--- Task brief ---
What follows is a listing to be transcribed exactly.
[Start of Listed records]
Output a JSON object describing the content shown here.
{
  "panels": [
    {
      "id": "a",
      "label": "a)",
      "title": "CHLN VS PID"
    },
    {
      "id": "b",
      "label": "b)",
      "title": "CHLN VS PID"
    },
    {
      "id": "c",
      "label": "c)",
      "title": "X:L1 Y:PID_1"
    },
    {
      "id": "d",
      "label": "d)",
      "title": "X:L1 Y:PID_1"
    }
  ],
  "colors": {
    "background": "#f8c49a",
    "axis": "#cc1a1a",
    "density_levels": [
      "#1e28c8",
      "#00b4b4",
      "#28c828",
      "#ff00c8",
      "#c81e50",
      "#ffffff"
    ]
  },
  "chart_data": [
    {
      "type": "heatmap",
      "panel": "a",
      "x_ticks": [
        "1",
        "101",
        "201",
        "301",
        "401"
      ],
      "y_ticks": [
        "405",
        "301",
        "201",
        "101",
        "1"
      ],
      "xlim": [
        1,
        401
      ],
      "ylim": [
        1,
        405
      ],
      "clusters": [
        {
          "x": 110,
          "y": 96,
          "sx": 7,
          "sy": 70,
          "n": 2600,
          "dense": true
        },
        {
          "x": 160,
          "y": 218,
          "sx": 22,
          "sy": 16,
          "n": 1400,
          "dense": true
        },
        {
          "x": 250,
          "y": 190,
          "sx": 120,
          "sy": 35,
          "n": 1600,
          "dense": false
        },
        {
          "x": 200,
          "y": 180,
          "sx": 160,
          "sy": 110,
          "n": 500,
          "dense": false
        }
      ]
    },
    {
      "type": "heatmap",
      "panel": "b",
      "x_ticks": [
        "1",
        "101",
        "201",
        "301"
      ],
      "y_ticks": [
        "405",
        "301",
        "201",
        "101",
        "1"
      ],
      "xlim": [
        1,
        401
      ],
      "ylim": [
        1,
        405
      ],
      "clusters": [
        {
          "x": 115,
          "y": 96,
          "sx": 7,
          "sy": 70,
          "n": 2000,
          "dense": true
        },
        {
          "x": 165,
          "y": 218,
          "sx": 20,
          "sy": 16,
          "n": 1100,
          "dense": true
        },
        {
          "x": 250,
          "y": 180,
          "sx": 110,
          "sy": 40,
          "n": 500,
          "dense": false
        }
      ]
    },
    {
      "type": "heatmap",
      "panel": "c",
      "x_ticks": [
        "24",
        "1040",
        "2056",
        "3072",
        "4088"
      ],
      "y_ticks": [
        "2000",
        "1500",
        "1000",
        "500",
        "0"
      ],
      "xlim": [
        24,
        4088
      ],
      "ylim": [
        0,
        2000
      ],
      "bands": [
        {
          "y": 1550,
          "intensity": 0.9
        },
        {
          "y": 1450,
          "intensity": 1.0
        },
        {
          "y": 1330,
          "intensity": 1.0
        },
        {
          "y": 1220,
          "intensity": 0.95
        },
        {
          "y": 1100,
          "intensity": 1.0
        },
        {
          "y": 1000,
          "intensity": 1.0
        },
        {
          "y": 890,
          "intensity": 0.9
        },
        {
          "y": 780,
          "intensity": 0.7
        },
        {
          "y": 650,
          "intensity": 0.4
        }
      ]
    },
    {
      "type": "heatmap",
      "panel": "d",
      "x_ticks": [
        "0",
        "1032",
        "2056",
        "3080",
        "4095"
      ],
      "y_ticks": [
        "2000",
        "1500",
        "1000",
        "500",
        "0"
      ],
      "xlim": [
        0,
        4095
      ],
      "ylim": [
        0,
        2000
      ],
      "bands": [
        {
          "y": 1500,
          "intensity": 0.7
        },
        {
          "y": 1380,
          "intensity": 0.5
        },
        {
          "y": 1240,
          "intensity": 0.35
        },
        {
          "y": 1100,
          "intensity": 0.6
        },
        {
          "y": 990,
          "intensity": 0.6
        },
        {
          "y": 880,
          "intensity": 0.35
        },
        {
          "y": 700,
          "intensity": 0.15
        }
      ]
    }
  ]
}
[End of Listed records]
--- Correct result ---
Output a JSON object describing the content shown here.
{
  "panels": [
    {
      "id": "a",
      "label": "a)",
      "title": "CHLN VS PID"
    },
    {
      "id": "b",
      "label": "b)",
      "title": "CHLN VS PID"
    },
    {
      "id": "c",
      "label": "c)",
      "title": "X:L1 Y:PID_1"
    },
    {
      "id": "d",
      "label": "d)",
      "title": "X:L1 Y:PID_1"
    }
  ],
  "colors": {
    "background": "#f8c49a",
    "axis": "#cc1a1a",
    "density_levels": [
      "#1e28c8",
      "#00b4b4",
      "#28c828",
      "#ff00c8",
      "#c81e50",
      "#ffffff"
    ]
  },
  "chart_data": [
    {
      "type": "heatmap",
      "panel": "a",
      "x_ticks": [
        "1",
        "101",
        "201",
        "301",
        "401"
      ],
      "y_ticks": [
        "405",
        "301",
        "201",
        "101",
        "1"
      ],
      "xlim": [
        1,
        401
      ],
      "ylim": [
        1,
        405
      ],
      "clusters": [
        {
          "x": 110,
          "y": 96,
          "sx": 7,
          "sy": 70,
          "n": 2600,
          "dense": true
        },
        {
          "x": 160,
          "y": 218,
          "sx": 22,
          "sy": 16,
          "n": 1400,
          "dense": true
        },
        {
          "x": 250,
          "y": 190,
          "sx": 120,
          "sy": 35,
          "n": 1600,
          "dense": false
        },
        {
          "x": 200,
          "y": 180,
          "sx": 160,
          "sy": 110,
          "n": 500,
          "dense": false
        }
      ]
    },
    {
      "type": "heatmap",
      "panel": "b",
      "x_ticks": [
        "1",
        "101",
        "201",
        "301"
      ],
      "y_ticks": [
        "405",
        "301",
        "201",
        "101",
        "1"
      ],
      "xlim": [
        1,
        401
      ],
      "ylim": [
        1,
        405
      ],
      "clusters": [
        {
          "x": 115,
          "y": 96,
          "sx": 7,
          "sy": 70,
          "n": 2000,
          "dense": true
        },
        {
          "x": 165,
          "y": 218,
          "sx": 20,
          "sy": 16,
          "n": 1100,
          "dense": true
        },
        {
          "x": 250,
          "y": 180,
          "sx": 110,
          "sy": 40,
          "n": 500,
          "dense": false
        }
      ]
    },
    {
      "type": "heatmap",
      "panel": "c",
      "x_ticks": [
        "24",
        "1040",
        "2056",
        "3072",
        "4088"
      ],
      "y_ticks": [
        "2000",
        "1500",
        "1000",
        "500",
        "0"
      ],
      "xlim": [
        24,
        4088
      ],
      "ylim": [
        0,
        2000
      ],
      "bands": [
        {
          "y": 1550,
          "intensity": 0.9
        },
        {
          "y": 1450,
          "intensity": 1.0
        },
        {
          "y": 1330,
          "intensity": 1.0
        },
        {
          "y": 1220,
          "intensity": 0.95
        },
        {
          "y": 1100,
          "intensity": 1.0
        },
        {
          "y": 1000,
          "intensity": 1.0
        },
        {
          "y": 890,
          "intensity": 0.9
        },
        {
          "y": 780,
          "intensity": 0.7
        },
        {
          "y": 650,
          "intensity": 0.4
        }
      ]
    },
    {
      "type": "heatmap",
      "panel": "d",
      "x_ticks": [
        "0",
        "1032",
        "2056",
        "3080",
        "4095"
      ],
      "y_ticks": [
        "2000",
        "1500",
        "1000",
        "500",
        "0"
      ],
      "xlim": [
        0,
        4095
      ],
      "ylim": [
        0,
        2000
      ],
      "bands": [
        {
          "y": 1500,
          "intensity": 0.7
        },
        {
          "y": 1380,
          "intensity": 0.5
        },
        {
          "y": 1240,
          "intensity": 0.35
        },
        {
          "y": 1100,
          "intensity": 0.6
        },
        {
          "y": 990,
          "intensity": 0.6
        },
        {
          "y": 880,
          "intensity": 0.35
        },
        {
          "y": 700,
          "intensity": 0.15
        }
      ]
    }
  ]
}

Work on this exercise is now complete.